De acordo com o promotor Diogo Maia
Cantídio, em dois anos foram apresentadas três denúncias contra o médico
Valdemar Araújo Medeiros. Os relatos vão desde a falta de interesse do médico
em realizar procedimentos como curetagem até o parto de duas mulheres que
recorreram ao Hospital do Seridó, cujos filhos acabaram morrendo. Um deles,
ainda no ventre da mãe. "Todos os casos ocorreram entre os dias 26 e 28
outubro, da sexta ao domingo passados. O mais impressionante é que o mesmo
obstetra estava de plantão nos três dias", ressaltou o promotor.

# # # # #

- [Detalhes do exercício]: Continue o trecho sobre as denúncias contra o obstetra do Hospital do Seridó a partir do ponto em que ele termina. Os itens não desempenham papel algum nesta tarefa.

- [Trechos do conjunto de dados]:
# # # # #

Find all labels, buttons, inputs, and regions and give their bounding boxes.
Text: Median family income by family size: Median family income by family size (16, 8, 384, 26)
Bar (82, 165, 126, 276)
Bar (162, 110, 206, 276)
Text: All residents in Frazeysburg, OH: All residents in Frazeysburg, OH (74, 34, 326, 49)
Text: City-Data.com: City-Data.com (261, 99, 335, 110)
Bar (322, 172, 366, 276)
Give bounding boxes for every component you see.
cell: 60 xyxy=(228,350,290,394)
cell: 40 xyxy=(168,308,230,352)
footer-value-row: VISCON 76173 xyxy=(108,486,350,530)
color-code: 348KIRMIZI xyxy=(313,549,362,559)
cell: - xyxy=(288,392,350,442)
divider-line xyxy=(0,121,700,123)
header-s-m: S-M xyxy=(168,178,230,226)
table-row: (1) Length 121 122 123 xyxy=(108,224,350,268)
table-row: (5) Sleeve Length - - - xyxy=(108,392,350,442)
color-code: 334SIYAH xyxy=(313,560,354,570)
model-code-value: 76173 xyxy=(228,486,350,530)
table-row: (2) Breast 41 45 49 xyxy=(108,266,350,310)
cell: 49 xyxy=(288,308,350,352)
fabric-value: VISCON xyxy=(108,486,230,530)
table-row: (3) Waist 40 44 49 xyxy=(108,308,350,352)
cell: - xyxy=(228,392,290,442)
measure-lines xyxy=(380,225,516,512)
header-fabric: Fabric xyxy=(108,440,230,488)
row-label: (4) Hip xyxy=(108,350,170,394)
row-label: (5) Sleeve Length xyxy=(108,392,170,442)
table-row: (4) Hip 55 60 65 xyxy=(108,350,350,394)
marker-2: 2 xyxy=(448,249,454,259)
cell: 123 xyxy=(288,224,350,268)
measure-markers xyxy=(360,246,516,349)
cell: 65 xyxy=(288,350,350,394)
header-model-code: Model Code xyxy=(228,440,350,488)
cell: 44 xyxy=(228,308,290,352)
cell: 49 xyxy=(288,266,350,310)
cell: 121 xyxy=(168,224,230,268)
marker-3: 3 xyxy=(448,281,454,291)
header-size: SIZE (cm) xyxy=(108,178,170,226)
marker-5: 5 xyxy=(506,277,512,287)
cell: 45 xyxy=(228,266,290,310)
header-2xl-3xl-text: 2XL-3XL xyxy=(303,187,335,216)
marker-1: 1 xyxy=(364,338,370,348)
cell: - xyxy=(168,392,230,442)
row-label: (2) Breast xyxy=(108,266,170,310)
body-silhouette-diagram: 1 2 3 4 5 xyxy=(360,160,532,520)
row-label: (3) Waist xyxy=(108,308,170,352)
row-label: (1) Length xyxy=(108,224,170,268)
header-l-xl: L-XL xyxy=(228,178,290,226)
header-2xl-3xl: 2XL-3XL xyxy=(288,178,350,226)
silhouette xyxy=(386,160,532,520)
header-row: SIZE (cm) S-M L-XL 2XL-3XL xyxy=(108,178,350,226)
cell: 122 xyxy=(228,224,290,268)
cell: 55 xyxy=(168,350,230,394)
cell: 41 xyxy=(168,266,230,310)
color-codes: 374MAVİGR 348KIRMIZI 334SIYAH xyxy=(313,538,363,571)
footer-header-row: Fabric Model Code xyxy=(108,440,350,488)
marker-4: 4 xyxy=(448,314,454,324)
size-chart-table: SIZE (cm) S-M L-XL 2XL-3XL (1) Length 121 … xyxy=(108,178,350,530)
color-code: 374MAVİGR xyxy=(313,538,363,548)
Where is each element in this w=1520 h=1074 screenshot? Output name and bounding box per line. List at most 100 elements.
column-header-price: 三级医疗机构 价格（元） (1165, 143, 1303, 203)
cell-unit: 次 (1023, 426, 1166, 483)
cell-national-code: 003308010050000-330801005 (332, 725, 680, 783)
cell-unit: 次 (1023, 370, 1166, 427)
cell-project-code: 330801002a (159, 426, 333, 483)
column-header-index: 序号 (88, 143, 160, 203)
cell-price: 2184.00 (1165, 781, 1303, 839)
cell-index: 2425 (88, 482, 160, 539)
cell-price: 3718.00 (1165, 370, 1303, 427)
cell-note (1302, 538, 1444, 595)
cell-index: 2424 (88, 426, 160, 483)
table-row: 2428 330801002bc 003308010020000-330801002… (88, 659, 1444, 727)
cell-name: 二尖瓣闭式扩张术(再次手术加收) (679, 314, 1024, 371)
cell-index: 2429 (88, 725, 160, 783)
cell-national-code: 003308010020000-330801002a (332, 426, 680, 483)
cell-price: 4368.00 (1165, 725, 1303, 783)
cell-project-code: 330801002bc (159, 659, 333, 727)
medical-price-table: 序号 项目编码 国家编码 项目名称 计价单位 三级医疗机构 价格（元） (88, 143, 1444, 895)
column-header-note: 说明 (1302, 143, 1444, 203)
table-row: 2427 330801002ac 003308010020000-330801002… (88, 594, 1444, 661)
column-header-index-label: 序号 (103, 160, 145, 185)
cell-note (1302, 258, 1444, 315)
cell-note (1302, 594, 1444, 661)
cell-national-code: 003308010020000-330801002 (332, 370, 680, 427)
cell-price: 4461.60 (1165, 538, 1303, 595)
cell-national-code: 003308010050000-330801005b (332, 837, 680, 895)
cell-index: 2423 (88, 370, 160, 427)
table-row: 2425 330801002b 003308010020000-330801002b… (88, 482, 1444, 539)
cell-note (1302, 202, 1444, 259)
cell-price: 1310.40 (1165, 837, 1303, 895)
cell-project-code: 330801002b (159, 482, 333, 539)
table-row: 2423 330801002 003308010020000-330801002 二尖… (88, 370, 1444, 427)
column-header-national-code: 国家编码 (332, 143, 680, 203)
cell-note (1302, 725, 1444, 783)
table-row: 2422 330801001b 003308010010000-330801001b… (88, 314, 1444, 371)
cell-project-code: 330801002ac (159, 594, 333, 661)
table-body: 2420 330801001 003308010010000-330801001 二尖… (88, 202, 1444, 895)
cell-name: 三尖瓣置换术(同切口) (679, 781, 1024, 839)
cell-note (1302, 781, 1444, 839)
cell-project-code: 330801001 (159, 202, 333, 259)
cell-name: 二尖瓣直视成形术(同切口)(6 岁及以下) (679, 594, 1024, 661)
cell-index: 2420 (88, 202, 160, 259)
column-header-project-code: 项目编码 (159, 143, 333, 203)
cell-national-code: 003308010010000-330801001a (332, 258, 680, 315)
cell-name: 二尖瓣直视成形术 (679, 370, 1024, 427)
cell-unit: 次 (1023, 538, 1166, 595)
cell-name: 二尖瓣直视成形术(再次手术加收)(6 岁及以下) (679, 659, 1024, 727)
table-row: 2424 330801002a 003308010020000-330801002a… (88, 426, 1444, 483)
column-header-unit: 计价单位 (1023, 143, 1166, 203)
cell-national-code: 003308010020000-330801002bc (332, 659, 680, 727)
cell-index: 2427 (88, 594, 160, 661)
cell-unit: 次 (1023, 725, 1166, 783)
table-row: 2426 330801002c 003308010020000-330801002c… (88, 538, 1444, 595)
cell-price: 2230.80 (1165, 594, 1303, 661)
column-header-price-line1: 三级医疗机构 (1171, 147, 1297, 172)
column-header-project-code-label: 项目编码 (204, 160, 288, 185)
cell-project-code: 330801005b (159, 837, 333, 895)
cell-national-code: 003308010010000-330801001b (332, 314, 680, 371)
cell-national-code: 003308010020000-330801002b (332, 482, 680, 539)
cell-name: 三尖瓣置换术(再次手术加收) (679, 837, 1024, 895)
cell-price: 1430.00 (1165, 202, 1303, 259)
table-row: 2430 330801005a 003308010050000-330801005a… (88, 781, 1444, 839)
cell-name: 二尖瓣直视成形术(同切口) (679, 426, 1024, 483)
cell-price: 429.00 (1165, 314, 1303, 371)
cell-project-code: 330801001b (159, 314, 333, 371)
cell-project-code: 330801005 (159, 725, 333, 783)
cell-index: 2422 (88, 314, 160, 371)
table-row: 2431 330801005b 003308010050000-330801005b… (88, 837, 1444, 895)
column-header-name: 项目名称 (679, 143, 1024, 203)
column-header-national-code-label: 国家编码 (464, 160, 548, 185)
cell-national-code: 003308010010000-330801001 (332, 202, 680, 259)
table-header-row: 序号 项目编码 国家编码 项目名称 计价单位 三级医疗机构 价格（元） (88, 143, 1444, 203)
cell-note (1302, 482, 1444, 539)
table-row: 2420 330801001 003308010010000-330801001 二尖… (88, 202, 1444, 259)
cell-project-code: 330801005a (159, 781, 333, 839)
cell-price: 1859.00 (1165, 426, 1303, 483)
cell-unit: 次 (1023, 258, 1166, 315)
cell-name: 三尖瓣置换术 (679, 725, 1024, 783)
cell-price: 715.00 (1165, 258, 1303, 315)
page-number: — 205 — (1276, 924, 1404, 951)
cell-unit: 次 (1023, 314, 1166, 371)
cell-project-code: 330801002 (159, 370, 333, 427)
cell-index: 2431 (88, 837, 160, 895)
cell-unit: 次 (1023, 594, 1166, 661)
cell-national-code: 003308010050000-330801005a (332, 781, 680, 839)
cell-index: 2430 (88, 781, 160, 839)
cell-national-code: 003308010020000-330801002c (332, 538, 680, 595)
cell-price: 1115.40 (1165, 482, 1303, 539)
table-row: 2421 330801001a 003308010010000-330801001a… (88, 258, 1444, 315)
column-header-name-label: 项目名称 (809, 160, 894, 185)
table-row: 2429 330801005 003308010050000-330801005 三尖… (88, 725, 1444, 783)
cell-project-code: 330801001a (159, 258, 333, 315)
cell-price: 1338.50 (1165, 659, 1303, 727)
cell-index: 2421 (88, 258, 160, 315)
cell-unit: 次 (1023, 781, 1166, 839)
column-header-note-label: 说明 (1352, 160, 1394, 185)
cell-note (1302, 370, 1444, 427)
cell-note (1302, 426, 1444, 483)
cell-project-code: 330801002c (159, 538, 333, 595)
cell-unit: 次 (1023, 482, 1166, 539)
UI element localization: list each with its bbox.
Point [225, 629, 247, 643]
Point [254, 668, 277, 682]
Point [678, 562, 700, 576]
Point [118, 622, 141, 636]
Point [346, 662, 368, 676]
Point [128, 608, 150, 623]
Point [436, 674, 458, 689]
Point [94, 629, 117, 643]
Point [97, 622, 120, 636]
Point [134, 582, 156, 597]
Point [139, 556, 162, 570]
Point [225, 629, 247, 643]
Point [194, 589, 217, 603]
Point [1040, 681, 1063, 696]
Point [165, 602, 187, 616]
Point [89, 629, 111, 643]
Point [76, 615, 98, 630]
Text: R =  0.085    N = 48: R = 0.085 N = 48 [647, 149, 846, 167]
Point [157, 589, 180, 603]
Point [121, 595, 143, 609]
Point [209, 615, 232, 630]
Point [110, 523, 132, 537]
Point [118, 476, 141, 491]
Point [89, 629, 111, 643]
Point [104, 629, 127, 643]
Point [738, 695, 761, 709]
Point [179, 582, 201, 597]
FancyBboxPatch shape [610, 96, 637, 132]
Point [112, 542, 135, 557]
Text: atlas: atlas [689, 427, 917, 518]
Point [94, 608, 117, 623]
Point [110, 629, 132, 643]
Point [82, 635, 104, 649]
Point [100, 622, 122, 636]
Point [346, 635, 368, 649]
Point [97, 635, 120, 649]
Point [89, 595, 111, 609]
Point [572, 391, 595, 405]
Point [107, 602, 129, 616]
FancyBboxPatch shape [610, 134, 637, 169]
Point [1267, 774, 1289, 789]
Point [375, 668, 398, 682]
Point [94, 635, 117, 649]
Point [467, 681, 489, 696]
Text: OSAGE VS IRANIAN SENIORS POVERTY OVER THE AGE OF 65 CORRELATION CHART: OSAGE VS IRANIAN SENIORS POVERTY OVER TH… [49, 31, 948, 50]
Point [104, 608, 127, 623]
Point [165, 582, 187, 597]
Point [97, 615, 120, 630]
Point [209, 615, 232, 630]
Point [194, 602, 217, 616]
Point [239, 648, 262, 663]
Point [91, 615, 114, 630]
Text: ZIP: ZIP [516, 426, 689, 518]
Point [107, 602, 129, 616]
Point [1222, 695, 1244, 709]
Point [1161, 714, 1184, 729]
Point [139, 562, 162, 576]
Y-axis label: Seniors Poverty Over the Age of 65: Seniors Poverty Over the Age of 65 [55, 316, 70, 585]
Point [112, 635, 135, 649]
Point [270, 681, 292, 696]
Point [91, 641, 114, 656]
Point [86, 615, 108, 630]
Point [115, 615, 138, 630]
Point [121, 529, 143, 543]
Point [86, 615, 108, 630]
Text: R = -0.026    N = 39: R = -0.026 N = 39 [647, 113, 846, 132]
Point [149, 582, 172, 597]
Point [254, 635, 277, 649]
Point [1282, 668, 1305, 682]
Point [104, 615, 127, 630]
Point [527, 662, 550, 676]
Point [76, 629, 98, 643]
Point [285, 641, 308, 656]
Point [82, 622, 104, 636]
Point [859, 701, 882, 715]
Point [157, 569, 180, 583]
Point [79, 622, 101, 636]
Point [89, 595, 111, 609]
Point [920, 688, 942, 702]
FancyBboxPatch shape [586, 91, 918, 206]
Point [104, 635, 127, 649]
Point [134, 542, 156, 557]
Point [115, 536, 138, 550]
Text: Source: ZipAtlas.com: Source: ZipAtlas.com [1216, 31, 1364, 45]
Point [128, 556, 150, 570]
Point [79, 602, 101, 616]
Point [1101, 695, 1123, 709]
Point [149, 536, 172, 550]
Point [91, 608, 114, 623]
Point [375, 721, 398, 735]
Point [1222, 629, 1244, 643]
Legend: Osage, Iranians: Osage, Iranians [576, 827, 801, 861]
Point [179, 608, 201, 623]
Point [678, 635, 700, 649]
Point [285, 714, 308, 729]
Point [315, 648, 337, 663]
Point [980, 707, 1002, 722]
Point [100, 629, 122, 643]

# # # # #

- [Resultado do exercício]:
O caso de Carla Simone dos Santos ganhou
notoriedade na imprensa potiguar no início desta semana. Ela deu entrada na
unidade hospitalar na madrugada do dia 27 de outubro. "Nós chegamos lá por
volta das 3h da manhã. Ela estava sentindo muitas dores e a parteira fez um
toque e disse que só tinha um centímetro de dilatação. Depois fez mais dois
toques e nada de aumentar a dilatação. Quando foi umas 13h, minha irmã começou
a passar mal. Às 14h ela teve uma convulsão, ficou com as mãos e os pés roxos e
os pacientes começaram a gritar pelo médico", relembrou Carlita Barbosa,
irmã de Carla Simone. Antes disso, porém, ela comentou que recorreu à parteira
e ao médico diversas vezes, mas não obteve sucesso.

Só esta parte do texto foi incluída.